- Felizmente que a tropa há-de torná-lo um homem.
Esta profecia vigorosa, transmitida ao longo da infância e
da adolescência por dentaduras postiças de indiscutível autoridade,
prolongava-se em ecos estridentes nas mesas de canasta, onde as fêmeas do clã
forneciam à missa dos domingos um contrapeso pagão a dois centavos o ponto,
quantia nominal que lhes servia de pretexto para expelirem, a propósito de um
beste, ódios antigos pacientemente segredados.
Um bombardeamento ideológico intenso, quase como uma lavagem ao
cérebro. Pega-se no livro (neste, no anterior...), algumas páginas volvidas e
estamos mental e emocionalmente esgotados, enjoados e enojados com realismo cru da
abordagem. O bombardeamento é implacável, constante, não deixa, não há espaços
para descansar - pousar o livro não chega. Serve-se de palavras duras, agressivas,
de frases excessivamente longas, sórdidas, carregadas de adjectivos e
referências culturais dispersas, construídas de forma a nos empurrarem a
atenção para o fundo de um labiríntico poço de funcionalismos metafóricos.

§ **MATERIAL FORNECIDO**:
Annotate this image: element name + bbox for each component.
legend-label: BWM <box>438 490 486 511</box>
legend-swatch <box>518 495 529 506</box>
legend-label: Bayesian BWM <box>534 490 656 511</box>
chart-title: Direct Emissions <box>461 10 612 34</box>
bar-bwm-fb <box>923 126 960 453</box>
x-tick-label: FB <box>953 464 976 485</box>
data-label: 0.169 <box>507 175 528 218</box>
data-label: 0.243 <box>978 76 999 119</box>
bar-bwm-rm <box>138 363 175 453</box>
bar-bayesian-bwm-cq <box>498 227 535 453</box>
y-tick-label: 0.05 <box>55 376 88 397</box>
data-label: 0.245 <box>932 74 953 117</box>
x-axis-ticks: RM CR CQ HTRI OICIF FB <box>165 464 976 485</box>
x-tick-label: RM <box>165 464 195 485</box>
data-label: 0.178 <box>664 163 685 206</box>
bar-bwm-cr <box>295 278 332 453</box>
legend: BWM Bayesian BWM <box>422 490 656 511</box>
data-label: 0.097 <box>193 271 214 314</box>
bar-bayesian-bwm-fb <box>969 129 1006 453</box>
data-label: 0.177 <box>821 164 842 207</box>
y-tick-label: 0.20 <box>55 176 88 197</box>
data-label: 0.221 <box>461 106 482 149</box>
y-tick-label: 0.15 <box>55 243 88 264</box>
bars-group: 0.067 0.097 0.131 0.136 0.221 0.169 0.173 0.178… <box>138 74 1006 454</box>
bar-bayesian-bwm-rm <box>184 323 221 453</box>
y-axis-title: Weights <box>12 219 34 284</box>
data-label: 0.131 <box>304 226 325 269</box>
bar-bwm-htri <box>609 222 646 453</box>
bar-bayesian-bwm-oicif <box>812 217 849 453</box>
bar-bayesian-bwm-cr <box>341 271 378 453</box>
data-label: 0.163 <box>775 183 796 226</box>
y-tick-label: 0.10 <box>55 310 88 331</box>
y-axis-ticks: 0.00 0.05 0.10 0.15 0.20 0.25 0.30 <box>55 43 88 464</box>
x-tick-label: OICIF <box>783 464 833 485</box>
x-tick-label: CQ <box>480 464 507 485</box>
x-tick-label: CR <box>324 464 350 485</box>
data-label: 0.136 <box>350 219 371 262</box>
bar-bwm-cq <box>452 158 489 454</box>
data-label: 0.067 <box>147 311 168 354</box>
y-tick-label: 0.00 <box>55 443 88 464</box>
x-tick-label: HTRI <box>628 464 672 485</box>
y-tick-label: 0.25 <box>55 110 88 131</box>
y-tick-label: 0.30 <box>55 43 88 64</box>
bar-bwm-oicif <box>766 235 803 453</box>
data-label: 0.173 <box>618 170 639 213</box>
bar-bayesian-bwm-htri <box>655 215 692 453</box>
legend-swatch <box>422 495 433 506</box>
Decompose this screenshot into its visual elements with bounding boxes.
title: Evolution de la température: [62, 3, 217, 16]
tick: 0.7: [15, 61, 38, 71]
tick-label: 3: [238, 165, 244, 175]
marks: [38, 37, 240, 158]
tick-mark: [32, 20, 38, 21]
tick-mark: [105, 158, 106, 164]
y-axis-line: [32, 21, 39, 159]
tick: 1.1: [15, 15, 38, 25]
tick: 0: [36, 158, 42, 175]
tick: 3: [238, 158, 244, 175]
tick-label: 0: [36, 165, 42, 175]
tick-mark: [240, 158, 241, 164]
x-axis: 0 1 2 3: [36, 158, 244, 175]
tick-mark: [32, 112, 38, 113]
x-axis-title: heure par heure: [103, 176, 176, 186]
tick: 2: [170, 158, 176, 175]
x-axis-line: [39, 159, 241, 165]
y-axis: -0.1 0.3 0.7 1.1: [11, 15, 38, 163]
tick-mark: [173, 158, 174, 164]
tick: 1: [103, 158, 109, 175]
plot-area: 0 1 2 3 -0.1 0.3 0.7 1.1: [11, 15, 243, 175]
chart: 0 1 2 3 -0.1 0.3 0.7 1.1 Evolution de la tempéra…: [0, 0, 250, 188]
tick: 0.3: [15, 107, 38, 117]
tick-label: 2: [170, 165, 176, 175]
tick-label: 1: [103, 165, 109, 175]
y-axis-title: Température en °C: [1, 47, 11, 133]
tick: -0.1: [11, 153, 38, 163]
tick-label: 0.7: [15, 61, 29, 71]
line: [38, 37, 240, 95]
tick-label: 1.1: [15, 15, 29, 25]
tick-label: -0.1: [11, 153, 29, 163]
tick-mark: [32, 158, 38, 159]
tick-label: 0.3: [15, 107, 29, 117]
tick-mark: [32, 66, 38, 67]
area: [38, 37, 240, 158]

§ **REQUISITOS**:
A – Reproduza o trecho do excerto que começa em "Esta profecia vigorosa, transmitida" e termina em "antigos pacientemente segredados.", trocando "clã" por "família".
B – No excerto, quanto valia o ponto nas mesas de canasta?
C – Resuma o excerto em duas frases, por favor.
A listagem provém de outra fonte.

§ **RESPOSTAS POR TAREFA**:
A –
Esta profecia vigorosa, transmitida ao longo da infância e
da adolescência por dentaduras postiças de indiscutível autoridade,
prolongava-se em ecos estridentes nas mesas de canasta, onde as fêmeas do família
forneciam à missa dos domingos um contrapeso pagão a dois centavos o ponto,
quantia nominal que lhes servia de pretexto para expelirem, a propósito de um
beste, ódios antigos pacientemente segredados.

B – Dois centavos.

C – O excerto abre com a profecia de que a tropa há de torná-lo um homem, transmitida durante a infância e a adolescência e repetida nas mesas de canasta das mulheres do clã. Segue-se um comentário que descreve o livro como um bombardeamento ideológico implacável, feito de palavras duras e de frases longas carregadas de adjetivos, que deixa o leitor mental e emocionalmente esgotado.